This sort of algorithm is not what GHC has been taught to optimise well, there are bigger fish to fry elsewhere before the limited manpower is put into these optimisations.

The problem why list fusion can't work here is actually rather subtle. Say we define the right RULE to fuse the list away:

import GHC.Base
sum2 :: Num a => [a] -> a
sum2 = sum
{-# NOINLINE [1] sum2 #-}
{-# RULES "sum" forall (f :: forall b. (a->b->b)->b->b).
                sum2 (build f) = f (+) 0 #-}

(The short explanation is that we define sum2 as an alias of sum, which we forbid GHC to inline early, so the RULE has a chance to fire before sum2 gets eliminated. Then we look for sum2 directly next to the list-builder build (see definition) and replace it by direct arithmetic.)

This has mixed success, as it yields the following Core:

Main.$wgo =
  \ (w_s1T4 :: GHC.Prim.Int#) ->
    case GHC.Prim.remInt# w_s1T4 2 of _ {
      __DEFAULT ->
        case w_s1T4 of wild_Xg {
          __DEFAULT -> Main.$wgo (GHC.Prim.+# wild_Xg 1);
          15000000 -> 0
      0 ->
        case w_s1T4 of wild_Xg {
          __DEFAULT ->
            case Main.$wgo (GHC.Prim.+# wild_Xg 1) of ww_s1T7 { __DEFAULT ->
            GHC.Prim.+# wild_Xg ww_s1T7
          15000000 -> 15000000

Which is nice, completely fused code - with the sole problem that we have a call to $wgo in a non-tail-call position. This means that we aren't looking at a loop, but actually at a deeply recursive function, with predictable program results:

Stack space overflow: current size 8388608 bytes.

The root problem here is that the Prelude's list fusion can only fuse right folds, and computing the sum as a right fold directly causes the excessive stack consumption. The obvious fix would be to use a fusion framework that can actually deal with left folds, such as Duncan's stream-fusion package, which actually implements sum fusion.

#### Data to process:
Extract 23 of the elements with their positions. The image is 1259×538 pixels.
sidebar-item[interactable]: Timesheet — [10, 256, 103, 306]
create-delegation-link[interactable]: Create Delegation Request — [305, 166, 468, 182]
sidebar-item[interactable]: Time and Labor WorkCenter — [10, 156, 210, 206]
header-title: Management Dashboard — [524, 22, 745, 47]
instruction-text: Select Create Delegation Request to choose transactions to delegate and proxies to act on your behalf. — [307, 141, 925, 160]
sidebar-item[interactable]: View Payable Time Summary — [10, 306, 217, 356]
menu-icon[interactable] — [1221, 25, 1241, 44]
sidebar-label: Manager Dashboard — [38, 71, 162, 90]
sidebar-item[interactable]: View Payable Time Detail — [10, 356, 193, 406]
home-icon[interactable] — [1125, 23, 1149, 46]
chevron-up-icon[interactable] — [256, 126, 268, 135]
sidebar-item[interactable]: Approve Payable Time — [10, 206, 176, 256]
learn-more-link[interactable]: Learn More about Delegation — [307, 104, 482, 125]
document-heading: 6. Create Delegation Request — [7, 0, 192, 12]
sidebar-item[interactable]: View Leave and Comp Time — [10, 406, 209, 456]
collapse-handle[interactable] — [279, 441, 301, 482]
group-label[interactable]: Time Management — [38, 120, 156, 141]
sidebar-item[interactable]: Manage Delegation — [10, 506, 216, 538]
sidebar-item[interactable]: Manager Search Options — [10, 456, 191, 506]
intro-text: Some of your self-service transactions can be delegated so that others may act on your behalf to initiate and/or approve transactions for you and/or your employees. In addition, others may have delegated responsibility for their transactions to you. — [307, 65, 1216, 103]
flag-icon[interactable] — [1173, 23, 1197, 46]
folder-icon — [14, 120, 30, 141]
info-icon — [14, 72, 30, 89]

#### Tasks and exercises:
1. Reproduce the records verbatim, starting with their first line and going on through the line that contains "header-title: Management Dashboard".
2. Carry on the text about GHC list fusion and the sum function from the point where it stops.

#### Answers to the exercise:
1.
Extract 23 of the elements with their positions. The image is 1259×538 pixels.
sidebar-item[interactable]: Timesheet — [10, 256, 103, 306]
create-delegation-link[interactable]: Create Delegation Request — [305, 166, 468, 182]
sidebar-item[interactable]: Time and Labor WorkCenter — [10, 156, 210, 206]
header-title: Management Dashboard — [524, 22, 745, 47]

2.
Another solution would be to hack around it - and implement the left fold using a right fold:

main = print $ foldr (\x c -> c . (+x)) id [2,4..15000000] 0

This actually produces close-to-perfect code with current versions of GHC. On the other hand, this is generally not a good idea as it relies on GHC being smart enough to eliminate the partially applied functions. Already adding a filter into the chain will break that particular optimization.

Sum first 15,000,000 even numbers:

{-# LANGUAGE BangPatterns #-}

g :: Integer    -- 15000000*15000001 = 225000015000000
g = go 1 0 0
    go i !a c  | c == 15000000 = a       
    go i !a c  | even i = go (i+1) (a+i) (c+1)
    go i !a c           = go (i+1) a c

ought to be the fastest.

If you want to be sure to traverse the list only once, you can write the traversal explicitly:

nats = [1..] :: [Int]

requiredOfX :: Int -> Bool -- this way you can write a different requirement
requiredOfX x = even x

dumbSum :: Int
dumbSum = dumbSum' 0 0 nats
  where dumbSum' acc 15000000 _ = acc
        dumbSum' acc count (x:xs)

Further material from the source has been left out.